> **EXERCISE GOAL**
Write only the number of lines holding the string "bandwidth".

--------------------

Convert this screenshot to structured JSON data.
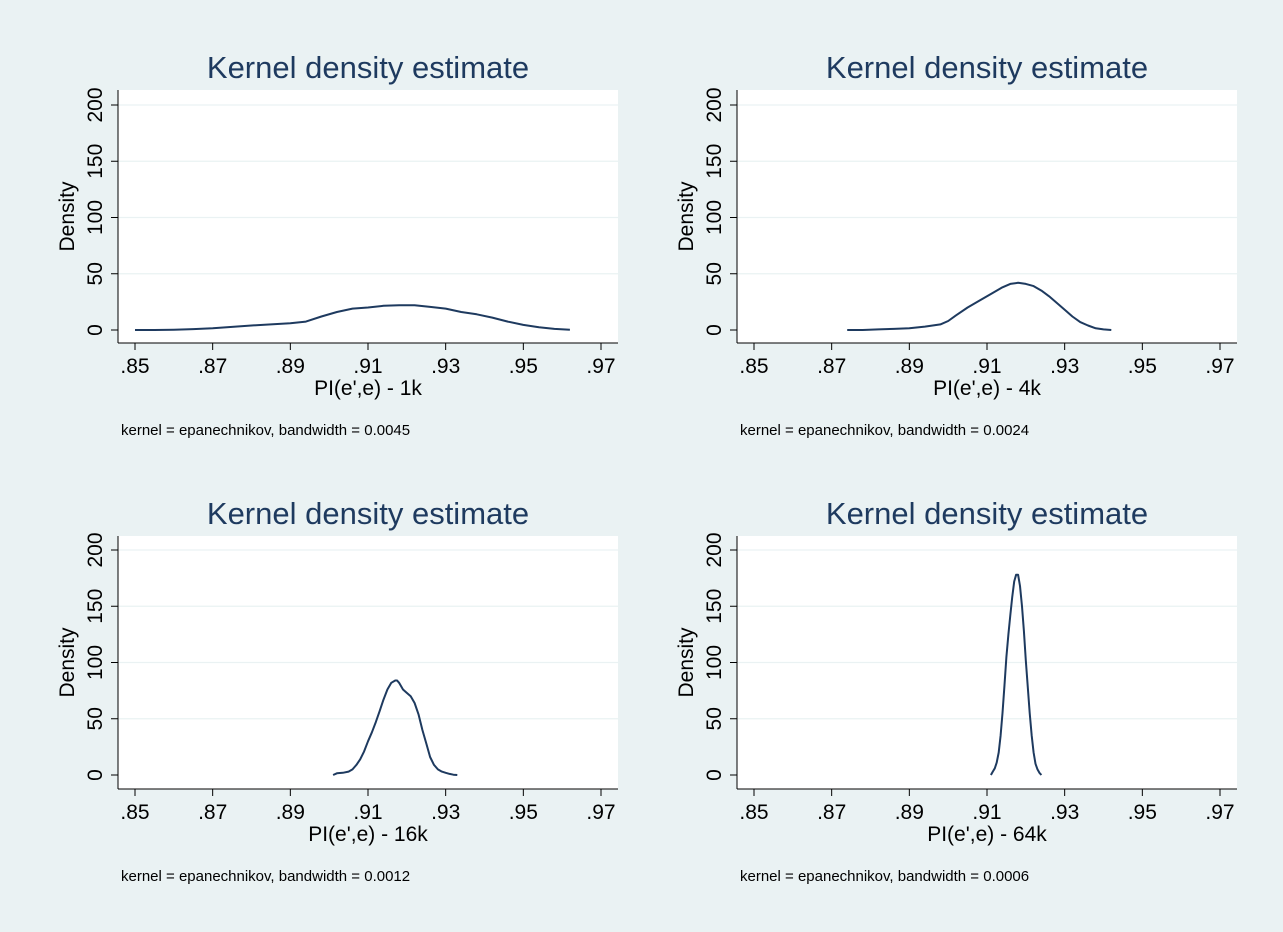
{
  "colors": {
    "background": "#eaf2f3",
    "plot_area": "#ffffff",
    "title": "#1e3a5f",
    "line": "#1e3a5f",
    "grid": "#eaf2f3",
    "text": "#000000"
  },
  "chart_data": [
    {
      "type": "line",
      "title": "Kernel density estimate",
      "xlabel": "PI(e',e) - 1k",
      "ylabel": "Density",
      "note": "kernel = epanechnikov, bandwidth = 0.0045",
      "xlim": [
        0.85,
        0.97
      ],
      "ylim": [
        0,
        200
      ],
      "xticks": [
        0.85,
        0.87,
        0.89,
        0.91,
        0.93,
        0.95,
        0.97
      ],
      "xtick_labels": [
        ".85",
        ".87",
        ".89",
        ".91",
        ".93",
        ".95",
        ".97"
      ],
      "yticks": [
        0,
        50,
        100,
        150,
        200
      ],
      "ytick_labels": [
        "0",
        "50",
        "100",
        "150",
        "200"
      ],
      "grid": true,
      "series": [
        {
          "x": [
            0.85,
            0.855,
            0.86,
            0.865,
            0.87,
            0.875,
            0.88,
            0.885,
            0.89,
            0.894,
            0.898,
            0.902,
            0.906,
            0.91,
            0.914,
            0.918,
            0.922,
            0.926,
            0.93,
            0.934,
            0.938,
            0.942,
            0.946,
            0.95,
            0.954,
            0.958,
            0.962
          ],
          "y": [
            0,
            0,
            0.3,
            0.8,
            1.5,
            2.8,
            4,
            5,
            6,
            7.5,
            12,
            16,
            19,
            20,
            21.5,
            22,
            22,
            20.5,
            19,
            16,
            14,
            11,
            7.5,
            4.5,
            2.5,
            1,
            0.3
          ]
        }
      ]
    },
    {
      "type": "line",
      "title": "Kernel density estimate",
      "xlabel": "PI(e',e) - 4k",
      "ylabel": "Density",
      "note": "kernel = epanechnikov, bandwidth = 0.0024",
      "xlim": [
        0.85,
        0.97
      ],
      "ylim": [
        0,
        200
      ],
      "xticks": [
        0.85,
        0.87,
        0.89,
        0.91,
        0.93,
        0.95,
        0.97
      ],
      "xtick_labels": [
        ".85",
        ".87",
        ".89",
        ".91",
        ".93",
        ".95",
        ".97"
      ],
      "yticks": [
        0,
        50,
        100,
        150,
        200
      ],
      "ytick_labels": [
        "0",
        "50",
        "100",
        "150",
        "200"
      ],
      "grid": true,
      "series": [
        {
          "x": [
            0.874,
            0.878,
            0.882,
            0.886,
            0.89,
            0.894,
            0.898,
            0.9,
            0.902,
            0.905,
            0.908,
            0.911,
            0.914,
            0.916,
            0.918,
            0.92,
            0.922,
            0.924,
            0.926,
            0.928,
            0.93,
            0.932,
            0.934,
            0.936,
            0.938,
            0.94,
            0.942
          ],
          "y": [
            0,
            0,
            0.5,
            1,
            1.5,
            3,
            5,
            8,
            13,
            20,
            26,
            32,
            38,
            41,
            42,
            41,
            39,
            35,
            30,
            24,
            18,
            12,
            7,
            4,
            1.5,
            0.5,
            0
          ]
        }
      ]
    },
    {
      "type": "line",
      "title": "Kernel density estimate",
      "xlabel": "PI(e',e) - 16k",
      "ylabel": "Density",
      "note": "kernel = epanechnikov, bandwidth = 0.0012",
      "xlim": [
        0.85,
        0.97
      ],
      "ylim": [
        0,
        200
      ],
      "xticks": [
        0.85,
        0.87,
        0.89,
        0.91,
        0.93,
        0.95,
        0.97
      ],
      "xtick_labels": [
        ".85",
        ".87",
        ".89",
        ".91",
        ".93",
        ".95",
        ".97"
      ],
      "yticks": [
        0,
        50,
        100,
        150,
        200
      ],
      "ytick_labels": [
        "0",
        "50",
        "100",
        "150",
        "200"
      ],
      "grid": true,
      "series": [
        {
          "x": [
            0.901,
            0.902,
            0.9035,
            0.905,
            0.906,
            0.907,
            0.908,
            0.909,
            0.91,
            0.911,
            0.912,
            0.913,
            0.914,
            0.915,
            0.916,
            0.917,
            0.9175,
            0.918,
            0.919,
            0.92,
            0.921,
            0.922,
            0.923,
            0.924,
            0.925,
            0.926,
            0.927,
            0.928,
            0.929,
            0.93,
            0.931,
            0.932,
            0.933
          ],
          "y": [
            0,
            1.5,
            2,
            3,
            5,
            9,
            14,
            21,
            30,
            38,
            47,
            57,
            67,
            76,
            82,
            84,
            84,
            82,
            76,
            73,
            70,
            64,
            54,
            40,
            28,
            16,
            9,
            5,
            3,
            2,
            1,
            0.3,
            0
          ]
        }
      ]
    },
    {
      "type": "line",
      "title": "Kernel density estimate",
      "xlabel": "PI(e',e) - 64k",
      "ylabel": "Density",
      "note": "kernel = epanechnikov, bandwidth = 0.0006",
      "xlim": [
        0.85,
        0.97
      ],
      "ylim": [
        0,
        200
      ],
      "xticks": [
        0.85,
        0.87,
        0.89,
        0.91,
        0.93,
        0.95,
        0.97
      ],
      "xtick_labels": [
        ".85",
        ".87",
        ".89",
        ".91",
        ".93",
        ".95",
        ".97"
      ],
      "yticks": [
        0,
        50,
        100,
        150,
        200
      ],
      "ytick_labels": [
        "0",
        "50",
        "100",
        "150",
        "200"
      ],
      "grid": true,
      "series": [
        {
          "x": [
            0.911,
            0.9115,
            0.912,
            0.9125,
            0.913,
            0.9135,
            0.914,
            0.9145,
            0.915,
            0.9155,
            0.916,
            0.9165,
            0.917,
            0.9175,
            0.918,
            0.9185,
            0.919,
            0.9195,
            0.92,
            0.9205,
            0.921,
            0.9215,
            0.922,
            0.9225,
            0.923,
            0.9235,
            0.924
          ],
          "y": [
            0,
            3,
            6,
            11,
            20,
            35,
            55,
            80,
            105,
            125,
            142,
            158,
            172,
            178,
            178,
            168,
            150,
            128,
            102,
            78,
            55,
            35,
            20,
            10,
            5,
            2,
            0
          ]
        }
      ]
    }
  ]
}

--------------------

> **SOLUTION FOR THIS EXERCISE**
4